— Begin Working data —

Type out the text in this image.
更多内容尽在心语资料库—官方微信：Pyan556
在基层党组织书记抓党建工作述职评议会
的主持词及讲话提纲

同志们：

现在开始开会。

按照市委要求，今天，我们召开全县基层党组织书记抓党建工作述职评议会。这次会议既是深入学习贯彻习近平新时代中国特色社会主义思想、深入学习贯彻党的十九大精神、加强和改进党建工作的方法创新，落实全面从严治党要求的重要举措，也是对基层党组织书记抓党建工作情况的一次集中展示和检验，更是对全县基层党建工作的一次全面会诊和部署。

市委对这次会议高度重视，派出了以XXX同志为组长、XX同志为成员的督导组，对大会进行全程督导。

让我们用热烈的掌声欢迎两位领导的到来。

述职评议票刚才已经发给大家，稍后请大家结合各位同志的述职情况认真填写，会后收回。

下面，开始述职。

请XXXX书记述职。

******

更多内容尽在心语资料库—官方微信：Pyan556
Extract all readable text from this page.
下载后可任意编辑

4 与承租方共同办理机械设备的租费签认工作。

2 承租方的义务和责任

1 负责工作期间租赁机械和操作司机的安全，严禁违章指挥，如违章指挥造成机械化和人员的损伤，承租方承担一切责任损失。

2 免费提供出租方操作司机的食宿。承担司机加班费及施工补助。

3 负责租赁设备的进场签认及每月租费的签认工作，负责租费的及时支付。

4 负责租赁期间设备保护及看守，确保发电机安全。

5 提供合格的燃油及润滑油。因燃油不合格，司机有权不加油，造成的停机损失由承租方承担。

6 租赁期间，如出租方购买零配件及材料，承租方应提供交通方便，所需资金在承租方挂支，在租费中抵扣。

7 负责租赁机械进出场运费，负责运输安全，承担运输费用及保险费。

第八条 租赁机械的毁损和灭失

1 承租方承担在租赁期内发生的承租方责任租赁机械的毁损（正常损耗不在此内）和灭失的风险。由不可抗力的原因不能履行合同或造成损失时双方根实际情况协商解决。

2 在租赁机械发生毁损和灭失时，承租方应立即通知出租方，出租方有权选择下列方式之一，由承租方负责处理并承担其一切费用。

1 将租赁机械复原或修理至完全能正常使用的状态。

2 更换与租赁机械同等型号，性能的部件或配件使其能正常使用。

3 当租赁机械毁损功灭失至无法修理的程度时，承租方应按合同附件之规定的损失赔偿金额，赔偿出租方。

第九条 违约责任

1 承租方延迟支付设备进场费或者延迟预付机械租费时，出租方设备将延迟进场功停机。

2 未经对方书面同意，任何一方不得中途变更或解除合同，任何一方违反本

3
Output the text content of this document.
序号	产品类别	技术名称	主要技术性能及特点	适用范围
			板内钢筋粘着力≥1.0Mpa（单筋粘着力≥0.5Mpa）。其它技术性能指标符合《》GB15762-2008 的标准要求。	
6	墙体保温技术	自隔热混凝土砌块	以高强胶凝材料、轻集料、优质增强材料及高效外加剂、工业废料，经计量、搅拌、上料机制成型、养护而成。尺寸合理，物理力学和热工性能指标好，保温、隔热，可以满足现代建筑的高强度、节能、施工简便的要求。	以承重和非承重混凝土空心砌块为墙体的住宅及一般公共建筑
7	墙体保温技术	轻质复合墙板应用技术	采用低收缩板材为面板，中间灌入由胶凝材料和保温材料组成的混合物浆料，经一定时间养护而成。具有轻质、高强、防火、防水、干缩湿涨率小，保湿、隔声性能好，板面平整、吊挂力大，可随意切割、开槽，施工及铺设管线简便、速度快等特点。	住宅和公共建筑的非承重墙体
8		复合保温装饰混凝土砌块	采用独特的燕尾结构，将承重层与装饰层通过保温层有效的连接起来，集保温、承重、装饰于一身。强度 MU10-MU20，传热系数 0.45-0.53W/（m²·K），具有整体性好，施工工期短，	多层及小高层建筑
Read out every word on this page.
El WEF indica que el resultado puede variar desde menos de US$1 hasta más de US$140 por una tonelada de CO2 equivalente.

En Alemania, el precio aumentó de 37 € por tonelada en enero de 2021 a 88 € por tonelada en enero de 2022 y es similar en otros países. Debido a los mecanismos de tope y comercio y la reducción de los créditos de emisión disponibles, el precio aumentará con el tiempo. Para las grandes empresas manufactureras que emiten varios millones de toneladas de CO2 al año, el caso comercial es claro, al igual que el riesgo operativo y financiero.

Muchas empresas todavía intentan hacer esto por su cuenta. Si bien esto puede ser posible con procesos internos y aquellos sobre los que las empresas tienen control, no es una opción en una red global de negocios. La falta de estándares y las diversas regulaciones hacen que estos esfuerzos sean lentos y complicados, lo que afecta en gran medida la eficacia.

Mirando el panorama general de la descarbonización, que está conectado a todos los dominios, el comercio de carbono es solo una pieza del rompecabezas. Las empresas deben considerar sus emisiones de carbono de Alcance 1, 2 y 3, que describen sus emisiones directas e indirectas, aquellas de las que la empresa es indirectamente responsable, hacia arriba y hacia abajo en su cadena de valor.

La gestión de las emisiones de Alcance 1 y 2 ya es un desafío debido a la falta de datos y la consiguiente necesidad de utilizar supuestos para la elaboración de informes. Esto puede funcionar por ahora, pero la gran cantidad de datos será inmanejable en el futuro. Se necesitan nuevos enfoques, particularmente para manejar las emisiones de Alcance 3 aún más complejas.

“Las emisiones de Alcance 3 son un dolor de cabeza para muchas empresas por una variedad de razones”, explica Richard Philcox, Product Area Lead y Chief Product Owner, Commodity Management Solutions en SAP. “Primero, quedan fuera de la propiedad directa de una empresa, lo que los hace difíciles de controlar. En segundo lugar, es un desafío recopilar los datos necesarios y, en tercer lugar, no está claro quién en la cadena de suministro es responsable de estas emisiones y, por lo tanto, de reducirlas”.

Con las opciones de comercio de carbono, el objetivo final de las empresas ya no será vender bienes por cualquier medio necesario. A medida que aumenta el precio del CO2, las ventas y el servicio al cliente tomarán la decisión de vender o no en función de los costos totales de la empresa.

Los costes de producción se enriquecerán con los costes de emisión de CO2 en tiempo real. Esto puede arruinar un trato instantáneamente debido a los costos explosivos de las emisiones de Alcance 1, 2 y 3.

— End Working data —

Problem requirements —
The lines above should be duplicated exactly.

Task answer —
Type out the text in this image.
更多内容尽在心语资料库—官方微信：Pyan556
在基层党组织书记抓党建工作述职评议会
的主持词及讲话提纲

同志们：

现在开始开会。

按照市委要求，今天，我们召开全县基层党组织书记抓党建工作述职评议会。这次会议既是深入学习贯彻习近平新时代中国特色社会主义思想、深入学习贯彻党的十九大精神、加强和改进党建工作的方法创新，落实全面从严治党要求的重要举措，也是对基层党组织书记抓党建工作情况的一次集中展示和检验，更是对全县基层党建工作的一次全面会诊和部署。

市委对这次会议高度重视，派出了以XXX同志为组长、XX同志为成员的督导组，对大会进行全程督导。

让我们用热烈的掌声欢迎两位领导的到来。

述职评议票刚才已经发给大家，稍后请大家结合各位同志的述职情况认真填写，会后收回。

下面，开始述职。

请XXXX书记述职。

******

更多内容尽在心语资料库—官方微信：Pyan556
Extract all readable text from this page.
下载后可任意编辑

4 与承租方共同办理机械设备的租费签认工作。

2 承租方的义务和责任

1 负责工作期间租赁机械和操作司机的安全，严禁违章指挥，如违章指挥造成机械化和人员的损伤，承租方承担一切责任损失。

2 免费提供出租方操作司机的食宿。承担司机加班费及施工补助。

3 负责租赁设备的进场签认及每月租费的签认工作，负责租费的及时支付。

4 负责租赁期间设备保护及看守，确保发电机安全。

5 提供合格的燃油及润滑油。因燃油不合格，司机有权不加油，造成的停机损失由承租方承担。

6 租赁期间，如出租方购买零配件及材料，承租方应提供交通方便，所需资金在承租方挂支，在租费中抵扣。

7 负责租赁机械进出场运费，负责运输安全，承担运输费用及保险费。

第八条 租赁机械的毁损和灭失

1 承租方承担在租赁期内发生的承租方责任租赁机械的毁损（正常损耗不在此内）和灭失的风险。由不可抗力的原因不能履行合同或造成损失时双方根实际情况协商解决。

2 在租赁机械发生毁损和灭失时，承租方应立即通知出租方，出租方有权选择下列方式之一，由承租方负责处理并承担其一切费用。

1 将租赁机械复原或修理至完全能正常使用的状态。

2 更换与租赁机械同等型号，性能的部件或配件使其能正常使用。

3 当租赁机械毁损功灭失至无法修理的程度时，承租方应按合同附件之规定的损失赔偿金额，赔偿出租方。

第九条 违约责任

1 承租方延迟支付设备进场费或者延迟预付机械租费时，出租方设备将延迟进场功停机。

2 未经对方书面同意，任何一方不得中途变更或解除合同，任何一方违反本

3
Output the text content of this document.
序号	产品类别	技术名称	主要技术性能及特点	适用范围
			板内钢筋粘着力≥1.0Mpa（单筋粘着力≥0.5Mpa）。其它技术性能指标符合《》GB15762-2008 的标准要求。	
6	墙体保温技术	自隔热混凝土砌块	以高强胶凝材料、轻集料、优质增强材料及高效外加剂、工业废料，经计量、搅拌、上料机制成型、养护而成。尺寸合理，物理力学和热工性能指标好，保温、隔热，可以满足现代建筑的高强度、节能、施工简便的要求。	以承重和非承重混凝土空心砌块为墙体的住宅及一般公共建筑
7	墙体保温技术	轻质复合墙板应用技术	采用低收缩板材为面板，中间灌入由胶凝材料和保温材料组成的混合物浆料，经一定时间养护而成。具有轻质、高强、防火、防水、干缩湿涨率小，保湿、隔声性能好，板面平整、吊挂力大，可随意切割、开槽，施工及铺设管线简便、速度快等特点。	住宅和公共建筑的非承重墙体
8		复合保温装饰混凝土砌块	采用独特的燕尾结构，将承重层与装饰层通过保温层有效的连接起来，集保温、承重、装饰于一身。强度 MU10-MU20，传热系数 0.45-0.53W/（m²·K），具有整体性好，施工工期短，	多层及小高层建筑
Read out every word on this page.
El WEF indica que el resultado puede variar desde menos de US$1 hasta más de US$140 por una tonelada de CO2 equivalente.

En Alemania, el precio aumentó de 37 € por tonelada en enero de 2021 a 88 € por tonelada en enero de 2022 y es similar en otros países. Debido a los mecanismos de tope y comercio y la reducción de los créditos de emisión disponibles, el precio aumentará con el tiempo. Para las grandes empresas manufactureras que emiten varios millones de toneladas de CO2 al año, el caso comercial es claro, al igual que el riesgo operativo y financiero.

Muchas empresas todavía intentan hacer esto por su cuenta. Si bien esto puede ser posible con procesos internos y aquellos sobre los que las empresas tienen control, no es una opción en una red global de negocios. La falta de estándares y las diversas regulaciones hacen que estos esfuerzos sean lentos y complicados, lo que afecta en gran medida la eficacia.

Mirando el panorama general de la descarbonización, que está conectado a todos los dominios, el comercio de carbono es solo una pieza del rompecabezas. Las empresas deben considerar sus emisiones de carbono de Alcance 1, 2 y 3, que describen sus emisiones directas e indirectas, aquellas de las que la empresa es indirectamente responsable, hacia arriba y hacia abajo en su cadena de valor.

La gestión de las emisiones de Alcance 1 y 2 ya es un desafío debido a la falta de datos y la consiguiente necesidad de utilizar supuestos para la elaboración de informes. Esto puede funcionar por ahora, pero la gran cantidad de datos será inmanejable en el futuro. Se necesitan nuevos enfoques, particularmente para manejar las emisiones de Alcance 3 aún más complejas.

“Las emisiones de Alcance 3 son un dolor de cabeza para muchas empresas por una variedad de razones”, explica Richard Philcox, Product Area Lead y Chief Product Owner, Commodity Management Solutions en SAP. “Primero, quedan fuera de la propiedad directa de una empresa, lo que los hace difíciles de controlar. En segundo lugar, es un desafío recopilar los datos necesarios y, en tercer lugar, no está claro quién en la cadena de suministro es responsable de estas emisiones y, por lo tanto, de reducirlas”.

Con las opciones de comercio de carbono, el objetivo final de las empresas ya no será vender bienes por cualquier medio necesario. A medida que aumenta el precio del CO2, las ventas y el servicio al cliente tomarán la decisión de vender o no en función de los costos totales de la empresa.

Los costes de producción se enriquecerán con los costes de emisión de CO2 en tiempo real. Esto puede arruinar un trato instantáneamente debido a los costos explosivos de las emisiones de Alcance 1, 2 y 3.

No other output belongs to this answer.